▸ **DATA PROVIDED**:
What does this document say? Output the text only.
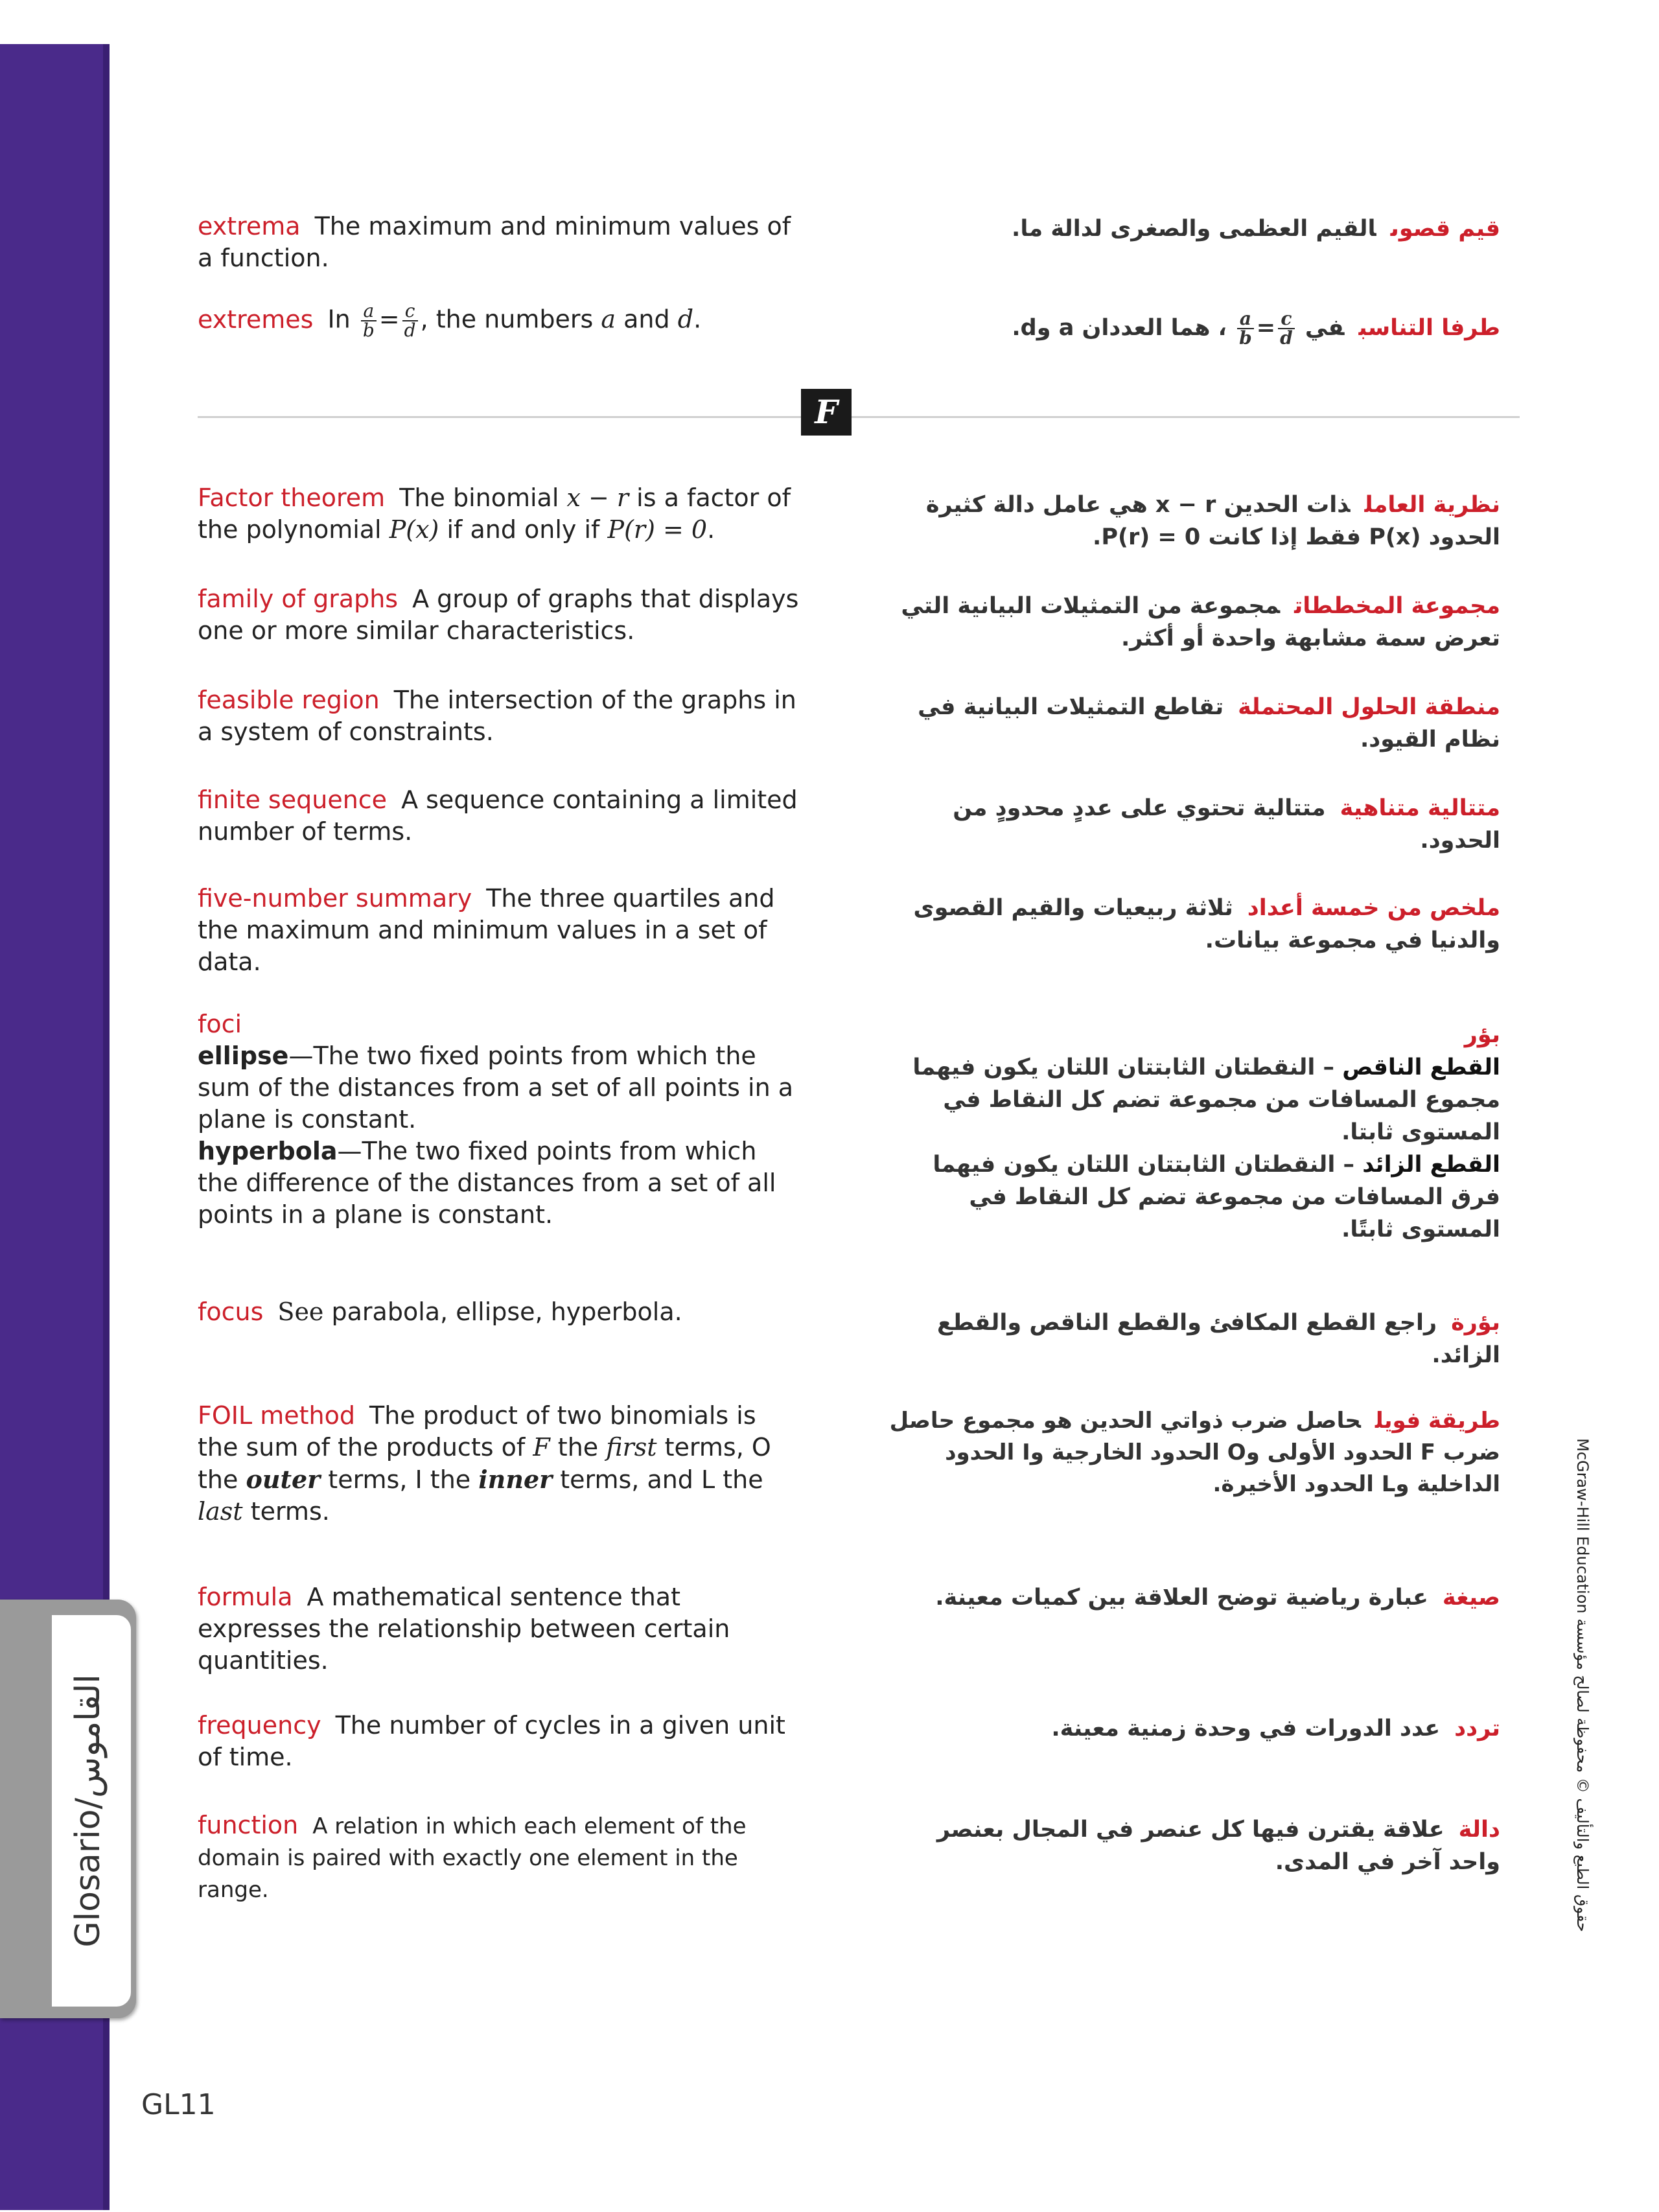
Glosario/القاموس
GL11
حقوق الطبع والتأليف © محفوظة لصالح مؤسسة McGraw-Hill Education
extrema The maximum and minimum values of a function.
قيم قصوىالقيم العظمى والصغرى لدالة ما.
extremes In $\frac{a}{b} = \frac{c}{d}$ , the numbers a and d.	طرفا التناسبفي
$\frac{c}{d}$
=
$\frac{a}{b}$
، هما العددان a وd.
F
Factor theorem The binomial x − r is a factor of the polynomial P(x) if and only if P(r) = 0.
نظرية العاملذات الحدين x − r هي عامل دالة كثيرة الحدود P(x) فقط إذا كانت P(r) = 0.
family of graphs A group of graphs that displays one or more similar characteristics.
مجموعة المخططاتمجموعة من التمثيلات البيانية التي تعرض سمة مشابهة واحدة أو أكثر.
feasible region The intersection of the graphs in a system of constraints.
منطقة الحلول المحتملةتقاطع التمثيلات البيانية في نظام القيود.
finite sequence A sequence containing a limited number of terms.
متتالية متناهيةمتتالية تحتوي على عددٍ محدودٍ من الحدود.
five-number summary The three quartiles and the maximum and minimum values in a set of data.
ملخص من خمسة أعدادثلاثة ربيعيات والقيم القصوى والدنيا في مجموعة بيانات.
foci
ellipse—The two fixed points from which the sum of the distances from a set of all points in a plane is constant.
hyperbola—The two fixed points from which the difference of the distances from a set of all points in a plane is constant.
بؤر
القطع الناقص – النقطتان الثابتتان اللتان يكون فيهما مجموع المسافات من مجموعة تضم كل النقاط في المستوى ثابتا.
القطع الزائد – النقطتان الثابتتان اللتان يكون فيهما فرق المسافات من مجموعة تضم كل النقاط في المستوى ثابتًا.
focus See parabola, ellipse, hyperbola.	بؤرةراجع القطع المكافئ والقطع الناقص والقطع الزائد.
FOIL method The product of two binomials is the sum of the products of F the first terms, O the outer terms, I the inner terms, and L the last terms.
طريقة فويلحاصل ضرب ذواتي الحدين هو مجموع حاصل ضرب F الحدود الأولى وO الحدود الخارجية وI الحدود الداخلية وL الحدود الأخيرة.
formula A mathematical sentence that expresses the relationship between certain quantities.
صيغةعبارة رياضية توضح العلاقة بين كميات معينة.
frequency The number of cycles in a given unit of time.
ترددعدد الدورات في وحدة زمنية معينة.
function A relation in which each element of the domain is paired with exactly one element in the range.
دالةعلاقة يقترن فيها كل عنصر في المجال بعنصر واحد آخر في المدى.
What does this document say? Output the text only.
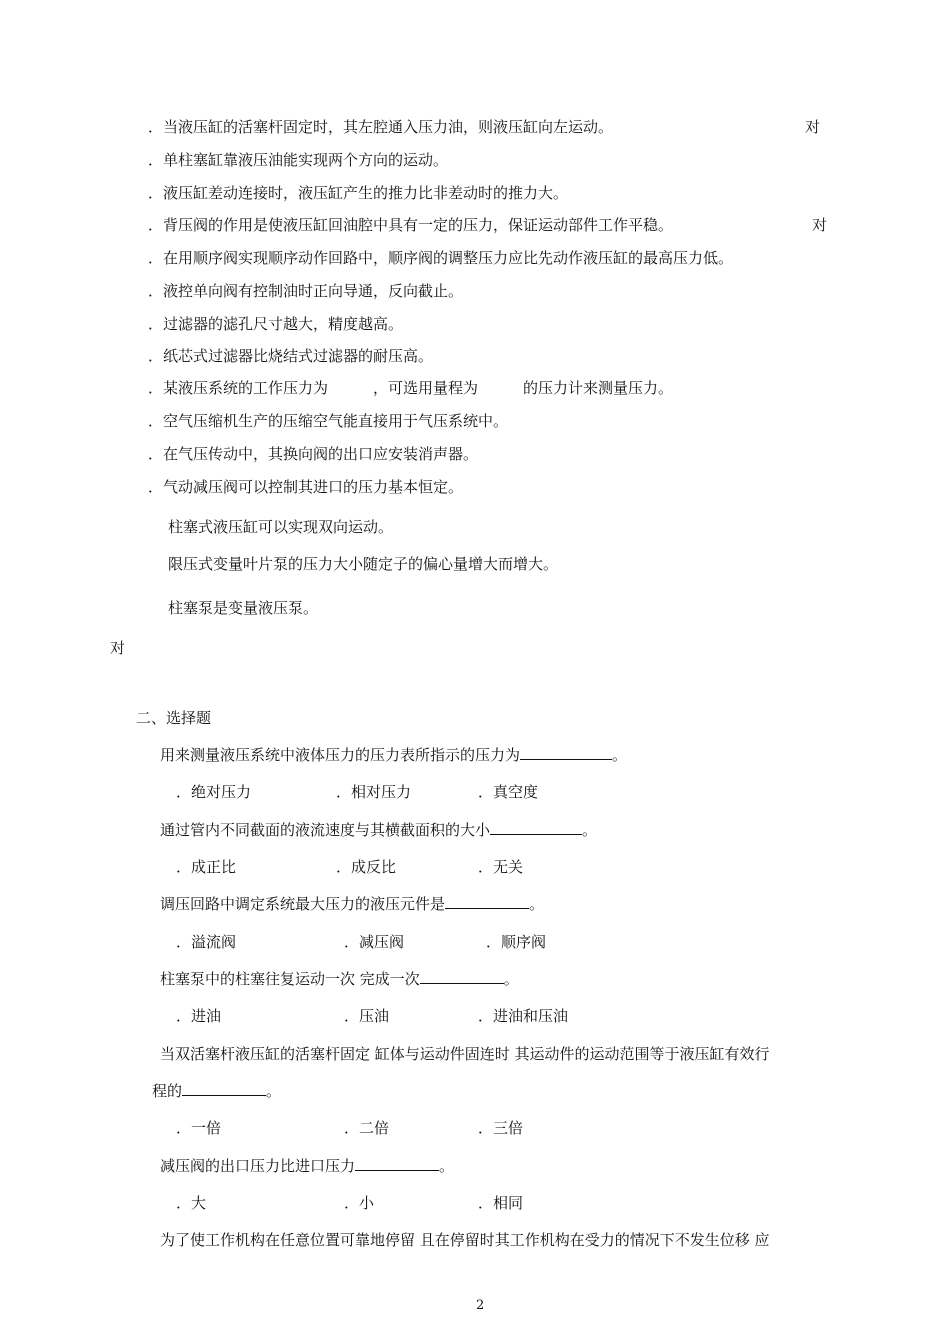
．当液压缸的活塞杆固定时，其左腔通入压力油，则液压缸向左运动。	对
．单柱塞缸靠液压油能实现两个方向的运动。
．液压缸差动连接时，液压缸产生的推力比非差动时的推力大。
．背压阀的作用是使液压缸回油腔中具有一定的压力，保证运动部件工作平稳。	对
．在用顺序阀实现顺序动作回路中，顺序阀的调整压力应比先动作液压缸的最高压力低。
．液控单向阀有控制油时正向导通，反向截止。
．过滤器的滤孔尺寸越大，精度越高。
．纸芯式过滤器比烧结式过滤器的耐压高。
．某液压系统的工作压力为　　　，可选用量程为　　　的压力计来测量压力。
．空气压缩机生产的压缩空气能直接用于气压系统中。
．在气压传动中，其换向阀的出口应安装消声器。
．气动减压阀可以控制其进口的压力基本恒定。
柱塞式液压缸可以实现双向运动。
限压式变量叶片泵的压力大小随定子的偏心量增大而增大。
柱塞泵是变量液压泵。
对
二、选择题
用来测量液压系统中液体压力的压力表所指示的压力为	。
．绝对压力	．相对压力	．真空度
通过管内不同截面的液流速度与其横截面积的大小	。
．成正比	．成反比	．无关
调压回路中调定系统最大压力的液压元件是	。
．溢流阀	．减压阀	．顺序阀
柱塞泵中的柱塞往复运动一次 完成一次	。
．进油	．压油	．进油和压油
当双活塞杆液压缸的活塞杆固定 缸体与运动件固连时 其运动件的运动范围等于液压缸有效行
程的	。
．一倍	．二倍	．三倍
减压阀的出口压力比进口压力	。
．大	．小	．相同
为了使工作机构在任意位置可靠地停留 且在停留时其工作机构在受力的情况下不发生位移 应
2
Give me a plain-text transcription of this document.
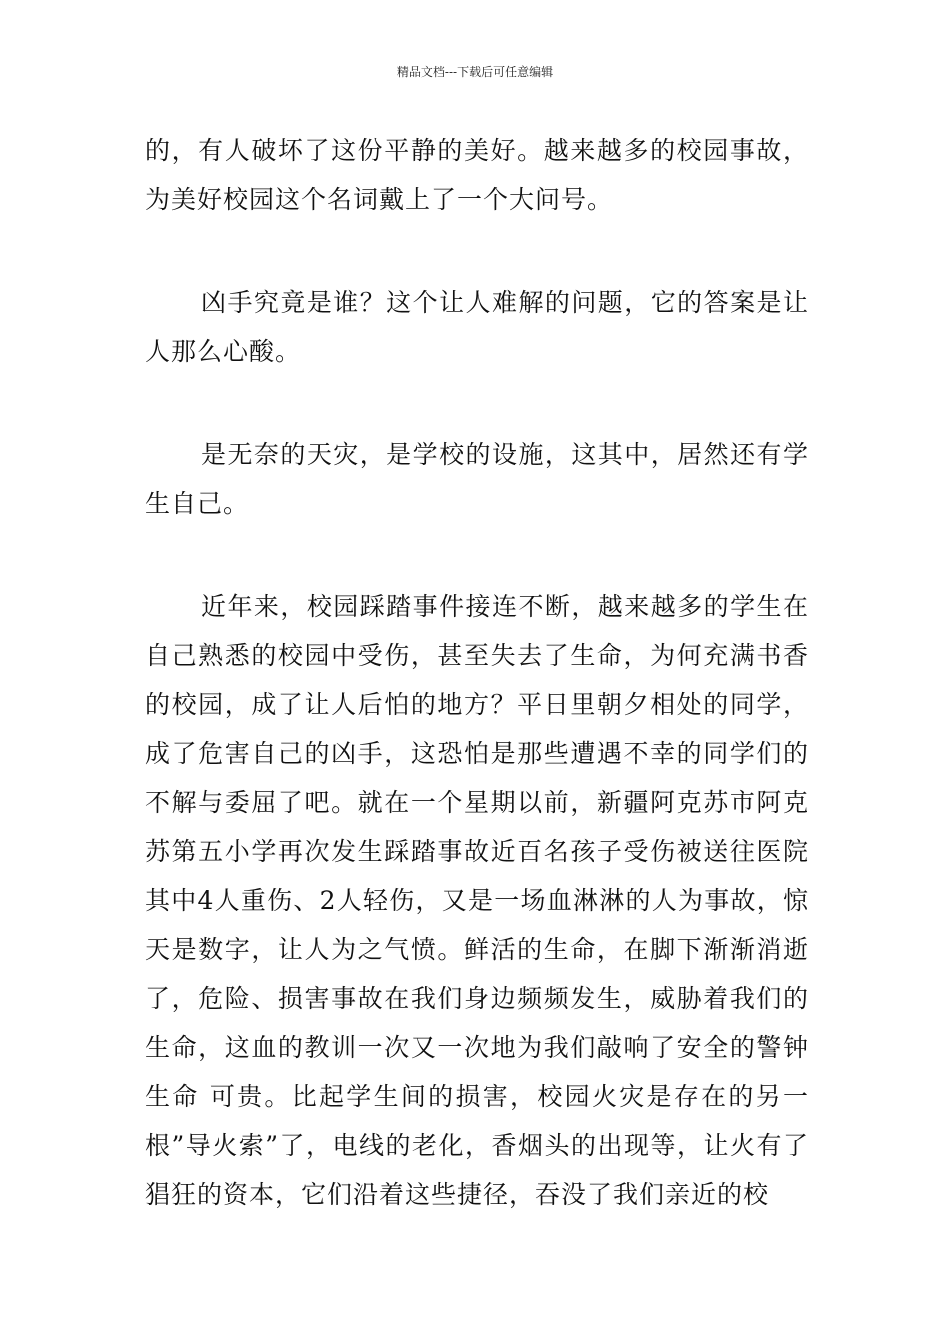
精品文档---下载后可任意编辑

的，有人破坏了这份平静的美好。越来越多的校园事故，为美好校园这个名词戴上了一个大问号。

凶手究竟是谁？这个让人难解的问题，它的答案是让人那么心酸。

是无奈的天灾，是学校的设施，这其中，居然还有学生自己。

近年来，校园踩踏事件接连不断，越来越多的学生在自己熟悉的校园中受伤，甚至失去了生命，为何充满书香的校园，成了让人后怕的地方？平日里朝夕相处的同学，成了危害自己的凶手，这恐怕是那些遭遇不幸的同学们的不解与委屈了吧。就在一个星期以前，新疆阿克苏市阿克苏第五小学再次发生踩踏事故近百名孩子受伤被送往医院其中4人重伤、2人轻伤，又是一场血淋淋的人为事故，惊天是数字，让人为之气愤。鲜活的生命，在脚下渐渐消逝了，危险、损害事故在我们身边频频发生，威胁着我们的生命，这血的教训一次又一次地为我们敲响了安全的警钟生命 可贵。比起学生间的损害，校园火灾是存在的另一根”导火索”了，电线的老化，香烟头的出现等，让火有了猖狂的资本，它们沿着这些捷径，吞没了我们亲近的校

▸ **WRITTEN EXERCISE**: Copy each line above that contains the string "المسافات".

▸ **WRITTEN REPLY**:
القطع الناقص – النقطتان الثابتتان اللتان يكون فيهما مجموع المسافات من مجموعة تضم كل النقاط في المستوى ثابتا.
القطع الزائد – النقطتان الثابتتان اللتان يكون فيهما فرق المسافات من مجموعة تضم كل النقاط في المستوى ثابتًا.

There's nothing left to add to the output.